**What the task requires:** Skip the pictures and quote all of the lines exactly.

########################################

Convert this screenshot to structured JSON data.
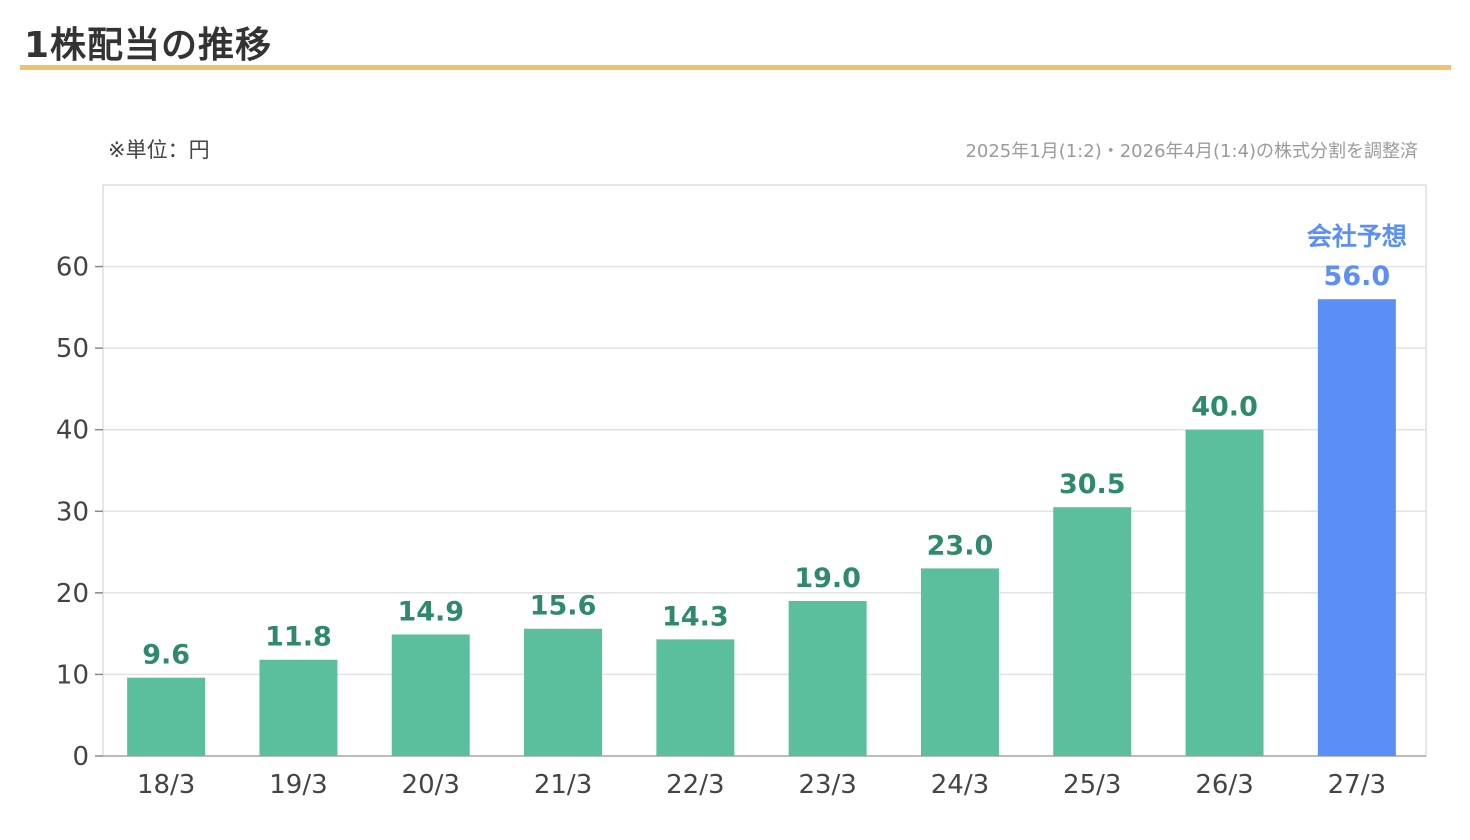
{
  "header": {
    "title": "1株配当の推移"
  },
  "notes": {
    "unit": "※単位：円",
    "split_adjustment": "2025年1月(1:2)・2026年4月(1:4)の株式分割を調整済"
  },
  "chart_data": {
    "type": "bar",
    "title": "1株配当の推移",
    "categories": [
      "18/3",
      "19/3",
      "20/3",
      "21/3",
      "22/3",
      "23/3",
      "24/3",
      "25/3",
      "26/3",
      "27/3"
    ],
    "values": [
      9.6,
      11.8,
      14.9,
      15.6,
      14.3,
      19.0,
      23.0,
      30.5,
      40.0,
      56.0
    ],
    "value_labels": [
      "9.6",
      "11.8",
      "14.9",
      "15.6",
      "14.3",
      "19.0",
      "23.0",
      "30.5",
      "40.0",
      "56.0"
    ],
    "forecast_index": 9,
    "forecast_label": "会社予想",
    "ylim": [
      0,
      70
    ],
    "yticks": [
      0,
      10,
      20,
      30,
      40,
      50,
      60
    ],
    "grid": true,
    "legend": "none",
    "colors": {
      "actual": "#5bbf9d",
      "forecast": "#5b8ff5",
      "actual_label": "#2e8a6a",
      "forecast_label": "#5b8ff5",
      "grid": "#e3e3e3",
      "frame": "#dddddd",
      "title_rule": "#f0c36b"
    }
  }
}
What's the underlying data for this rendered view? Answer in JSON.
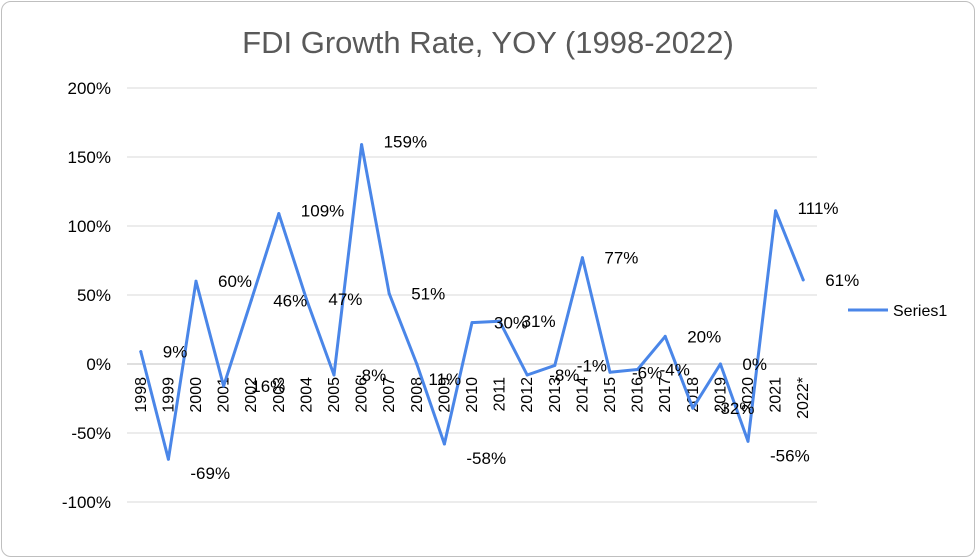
{
  "chart_data": {
    "type": "line",
    "title": "FDI Growth Rate, YOY (1998-2022)",
    "xlabel": "",
    "ylabel": "",
    "categories": [
      "1998",
      "1999",
      "2000",
      "2001",
      "2002",
      "2003",
      "2004",
      "2005",
      "2006",
      "2007",
      "2008",
      "2009",
      "2010",
      "2011",
      "2012",
      "2013",
      "2014",
      "2015",
      "2016",
      "2017",
      "2018",
      "2019",
      "2020",
      "2021",
      "2022*"
    ],
    "series": [
      {
        "name": "Series1",
        "color": "#4a86e8",
        "values": [
          9,
          -69,
          60,
          -16,
          46,
          109,
          47,
          -8,
          159,
          51,
          0,
          -58,
          30,
          31,
          -8,
          -1,
          77,
          -6,
          -4,
          20,
          -32,
          0,
          -56,
          111,
          61
        ],
        "labels": [
          "9%",
          "-69%",
          "60%",
          "-16%",
          "46%",
          "109%",
          "47%",
          "-8%",
          "159%",
          "51%",
          "",
          "-58%",
          "30%",
          "31%",
          "-8%",
          "-1%",
          "77%",
          "-6%",
          "-4%",
          "20%",
          "-32%",
          "0%",
          "-56%",
          "111%",
          "61%"
        ]
      }
    ],
    "ylim": [
      -100,
      200
    ],
    "yticks": [
      200,
      150,
      100,
      50,
      0,
      -50,
      -100
    ],
    "ytick_labels": [
      "200%",
      "150%",
      "100%",
      "50%",
      "0%",
      "-50%",
      "-100%"
    ],
    "extra_labels": [
      "11%"
    ],
    "grid": true,
    "legend_position": "right"
  }
}
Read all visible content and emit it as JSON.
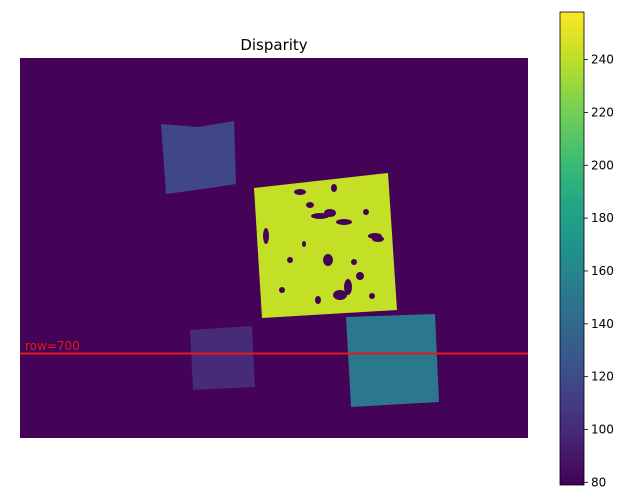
{
  "chart_data": {
    "type": "heatmap",
    "title": "Disparity",
    "xlabel": "",
    "ylabel": "",
    "axes_visible": false,
    "colormap": "viridis",
    "background_value": 80,
    "colorbar": {
      "range": [
        79,
        258
      ],
      "ticks": [
        80,
        100,
        120,
        140,
        160,
        180,
        200,
        220,
        240
      ],
      "placement": "right"
    },
    "regions": [
      {
        "name": "region-top-left",
        "value": 117
      },
      {
        "name": "region-center-square",
        "value": 242
      },
      {
        "name": "region-bottom-left",
        "value": 100
      },
      {
        "name": "region-bottom-right",
        "value": 150
      }
    ],
    "annotations": [
      {
        "type": "hline",
        "row": 700,
        "label": "row=700",
        "color": "#e41a1c"
      }
    ]
  }
}
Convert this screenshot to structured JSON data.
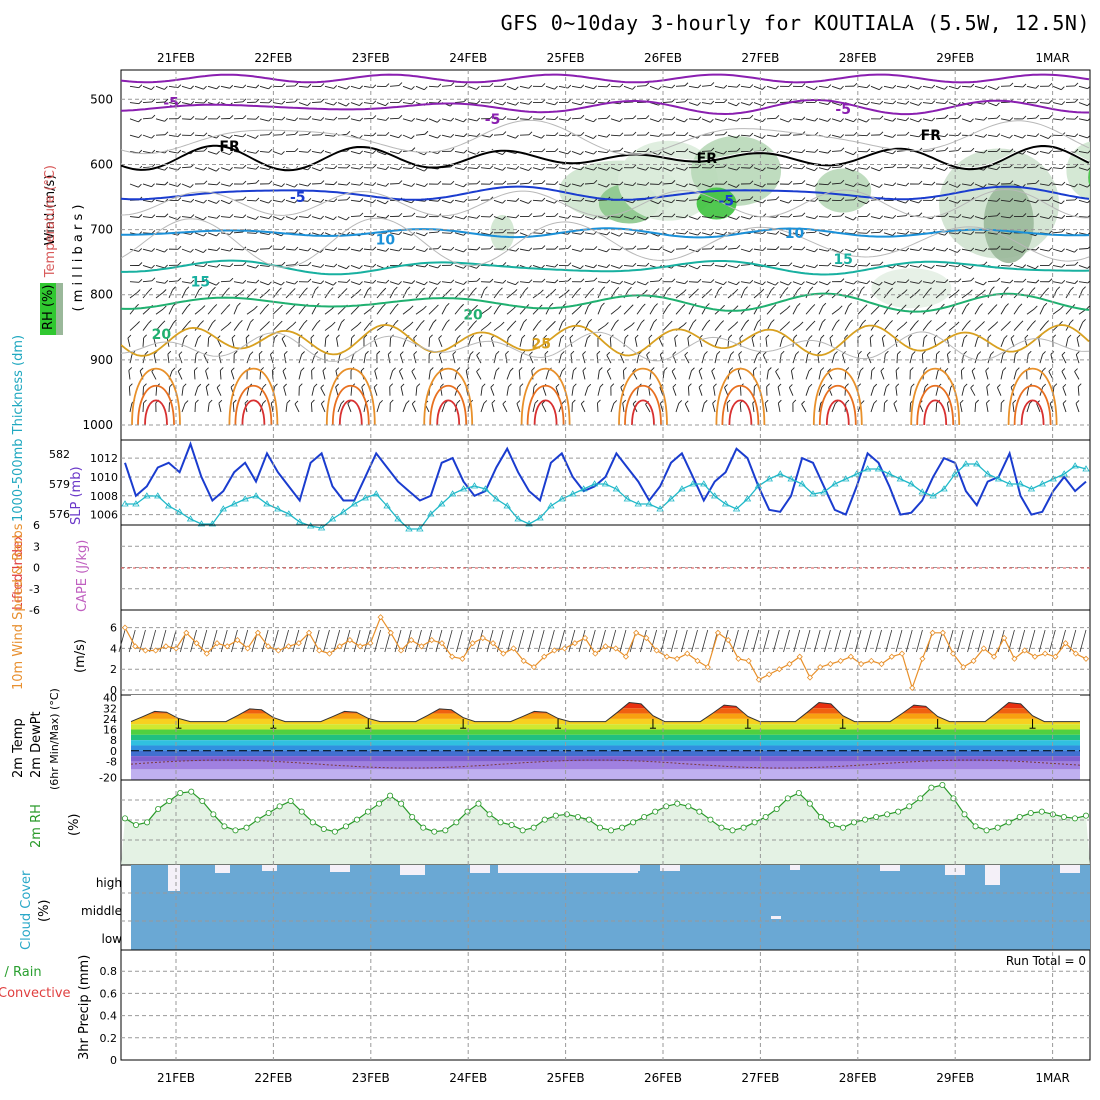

########################################

**Problem solution:**
Convert this screenshot to structured JSON data.
{
  "header": {
    "title": "1株配当の推移"
  },
  "notes": {
    "unit": "※単位：円",
    "split_adjustment": "2025年1月(1:2)・2026年4月(1:4)の株式分割を調整済"
  },
  "chart_data": {
    "type": "bar",
    "title": "1株配当の推移",
    "categories": [
      "18/3",
      "19/3",
      "20/3",
      "21/3",
      "22/3",
      "23/3",
      "24/3",
      "25/3",
      "26/3",
      "27/3"
    ],
    "values": [
      9.6,
      11.8,
      14.9,
      15.6,
      14.3,
      19.0,
      23.0,
      30.5,
      40.0,
      56.0
    ],
    "value_labels": [
      "9.6",
      "11.8",
      "14.9",
      "15.6",
      "14.3",
      "19.0",
      "23.0",
      "30.5",
      "40.0",
      "56.0"
    ],
    "forecast_index": 9,
    "forecast_label": "会社予想",
    "ylim": [
      0,
      70
    ],
    "yticks": [
      0,
      10,
      20,
      30,
      40,
      50,
      60
    ],
    "grid": true,
    "legend": "none",
    "colors": {
      "actual": "#5bbf9d",
      "forecast": "#5b8ff5",
      "actual_label": "#2e8a6a",
      "forecast_label": "#5b8ff5",
      "grid": "#e3e3e3",
      "frame": "#dddddd",
      "title_rule": "#f0c36b"
    }
  }
}
What's the underlying data for this rendered view? Answer in JSON.
{
  "chart_data": {
    "type": "line",
    "title": "FDI Growth Rate, YOY (1998-2022)",
    "xlabel": "",
    "ylabel": "",
    "categories": [
      "1998",
      "1999",
      "2000",
      "2001",
      "2002",
      "2003",
      "2004",
      "2005",
      "2006",
      "2007",
      "2008",
      "2009",
      "2010",
      "2011",
      "2012",
      "2013",
      "2014",
      "2015",
      "2016",
      "2017",
      "2018",
      "2019",
      "2020",
      "2021",
      "2022*"
    ],
    "series": [
      {
        "name": "Series1",
        "color": "#4a86e8",
        "values": [
          9,
          -69,
          60,
          -16,
          46,
          109,
          47,
          -8,
          159,
          51,
          0,
          -58,
          30,
          31,
          -8,
          -1,
          77,
          -6,
          -4,
          20,
          -32,
          0,
          -56,
          111,
          61
        ],
        "labels": [
          "9%",
          "-69%",
          "60%",
          "-16%",
          "46%",
          "109%",
          "47%",
          "-8%",
          "159%",
          "51%",
          "",
          "-58%",
          "30%",
          "31%",
          "-8%",
          "-1%",
          "77%",
          "-6%",
          "-4%",
          "20%",
          "-32%",
          "0%",
          "-56%",
          "111%",
          "61%"
        ]
      }
    ],
    "ylim": [
      -100,
      200
    ],
    "yticks": [
      200,
      150,
      100,
      50,
      0,
      -50,
      -100
    ],
    "ytick_labels": [
      "200%",
      "150%",
      "100%",
      "50%",
      "0%",
      "-50%",
      "-100%"
    ],
    "extra_labels": [
      "11%"
    ],
    "grid": true,
    "legend_position": "right"
  }
}
Read all visible content and emit it as JSON.
{
  "chart_data": {
    "type": "heatmap",
    "title": "Disparity",
    "xlabel": "",
    "ylabel": "",
    "axes_visible": false,
    "colormap": "viridis",
    "background_value": 80,
    "colorbar": {
      "range": [
        79,
        258
      ],
      "ticks": [
        80,
        100,
        120,
        140,
        160,
        180,
        200,
        220,
        240
      ],
      "placement": "right"
    },
    "regions": [
      {
        "name": "region-top-left",
        "value": 117
      },
      {
        "name": "region-center-square",
        "value": 242
      },
      {
        "name": "region-bottom-left",
        "value": 100
      },
      {
        "name": "region-bottom-right",
        "value": 150
      }
    ],
    "annotations": [
      {
        "type": "hline",
        "row": 700,
        "label": "row=700",
        "color": "#e41a1c"
      }
    ]
  }
}
Convert this screenshot to structured JSON data.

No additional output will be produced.